INSTRUCTION: Write the data below out exactly as it stands. Do not include the pictures.

RECORDS FOR THIS TASK:

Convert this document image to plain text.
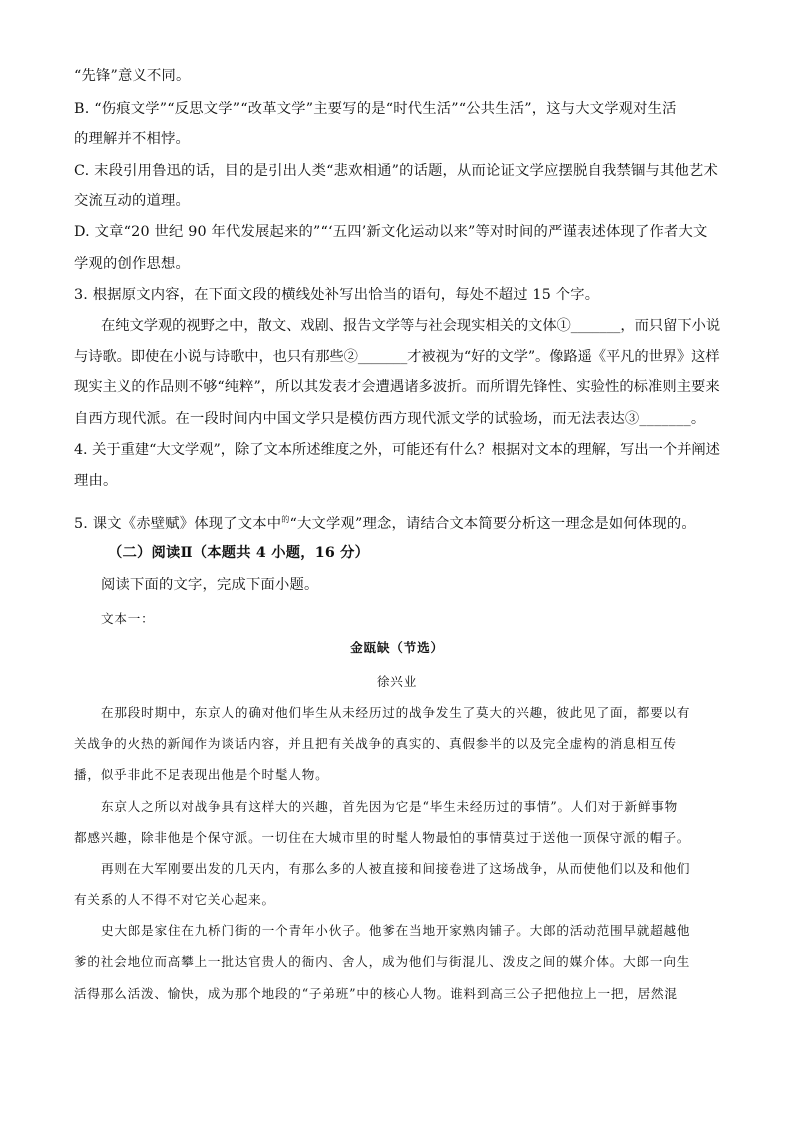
“先锋”意义不同。
B. “伤痕文学”“反思文学”“改革文学”主要写的是“时代生活”“公共生活”，这与大文学观对生活
的理解并不相悖。
C. 末段引用鲁迅的话，目的是引出人类“悲欢相通”的话题，从而论证文学应摆脱自我禁锢与其他艺术
交流互动的道理。
D. 文章“20 世纪 90 年代发展起来的”“‘五四’新文化运动以来”等对时间的严谨表述体现了作者大文
学观的创作思想。
3. 根据原文内容，在下面文段的横线处补写出恰当的语句，每处不超过 15 个字。
在纯文学观的视野之中，散文、戏剧、报告文学等与社会现实相关的文体①_______，而只留下小说
与诗歌。即使在小说与诗歌中，也只有那些②_______才被视为“好的文学”。像路遥《平凡的世界》这样
现实主义的作品则不够“纯粹”，所以其发表才会遭遇诸多波折。而所谓先锋性、实验性的标准则主要来
自西方现代派。在一段时间内中国文学只是模仿西方现代派文学的试验场，而无法表达③_______。
4. 关于重建“大文学观”，除了文本所述维度之外，可能还有什么？根据对文本的理解，写出一个并阐述
理由。
5. 课文《赤壁赋》体现了文本中$^的$“大文学观”理念，请结合文本简要分析这一理念是如何体现的。
（二）阅读Ⅱ（本题共 4 小题，16 分）
阅读下面的文字，完成下面小题。
文本一：
金瓯缺（节选）
徐兴业
在那段时期中，东京人的确对他们毕生从未经历过的战争发生了莫大的兴趣，彼此见了面，都要以有
关战争的火热的新闻作为谈话内容，并且把有关战争的真实的、真假参半的以及完全虚构的消息相互传
播，似乎非此不足表现出他是个时髦人物。
东京人之所以对战争具有这样大的兴趣，首先因为它是“毕生未经历过的事情”。人们对于新鲜事物
都感兴趣，除非他是个保守派。一切住在大城市里的时髦人物最怕的事情莫过于送他一顶保守派的帽子。
再则在大军刚要出发的几天内，有那么多的人被直接和间接卷进了这场战争，从而使他们以及和他们
有关系的人不得不对它关心起来。
史大郎是家住在九桥门街的一个青年小伙子。他爹在当地开家熟肉铺子。大郎的活动范围早就超越他
爹的社会地位而高攀上一批达官贵人的衙内、舍人，成为他们与街混儿、泼皮之间的媒介体。大郎一向生
活得那么活泼、愉快，成为那个地段的“子弟班”中的核心人物。谁料到高三公子把他拉上一把，居然混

RESPONSE TO THE TASK:
Convert this document image to plain text.
“先锋”意义不同。
B. “伤痕文学”“反思文学”“改革文学”主要写的是“时代生活”“公共生活”，这与大文学观对生活
的理解并不相悖。
C. 末段引用鲁迅的话，目的是引出人类“悲欢相通”的话题，从而论证文学应摆脱自我禁锢与其他艺术
交流互动的道理。
D. 文章“20 世纪 90 年代发展起来的”“‘五四’新文化运动以来”等对时间的严谨表述体现了作者大文
学观的创作思想。
3. 根据原文内容，在下面文段的横线处补写出恰当的语句，每处不超过 15 个字。
在纯文学观的视野之中，散文、戏剧、报告文学等与社会现实相关的文体①_______，而只留下小说
与诗歌。即使在小说与诗歌中，也只有那些②_______才被视为“好的文学”。像路遥《平凡的世界》这样
现实主义的作品则不够“纯粹”，所以其发表才会遭遇诸多波折。而所谓先锋性、实验性的标准则主要来
自西方现代派。在一段时间内中国文学只是模仿西方现代派文学的试验场，而无法表达③_______。
4. 关于重建“大文学观”，除了文本所述维度之外，可能还有什么？根据对文本的理解，写出一个并阐述
理由。
5. 课文《赤壁赋》体现了文本中$^的$“大文学观”理念，请结合文本简要分析这一理念是如何体现的。
（二）阅读Ⅱ（本题共 4 小题，16 分）
阅读下面的文字，完成下面小题。
文本一：
金瓯缺（节选）
徐兴业
在那段时期中，东京人的确对他们毕生从未经历过的战争发生了莫大的兴趣，彼此见了面，都要以有
关战争的火热的新闻作为谈话内容，并且把有关战争的真实的、真假参半的以及完全虚构的消息相互传
播，似乎非此不足表现出他是个时髦人物。
东京人之所以对战争具有这样大的兴趣，首先因为它是“毕生未经历过的事情”。人们对于新鲜事物
都感兴趣，除非他是个保守派。一切住在大城市里的时髦人物最怕的事情莫过于送他一顶保守派的帽子。
再则在大军刚要出发的几天内，有那么多的人被直接和间接卷进了这场战争，从而使他们以及和他们
有关系的人不得不对它关心起来。
史大郎是家住在九桥门街的一个青年小伙子。他爹在当地开家熟肉铺子。大郎的活动范围早就超越他
爹的社会地位而高攀上一批达官贵人的衙内、舍人，成为他们与街混儿、泼皮之间的媒介体。大郎一向生
活得那么活泼、愉快，成为那个地段的“子弟班”中的核心人物。谁料到高三公子把他拉上一把，居然混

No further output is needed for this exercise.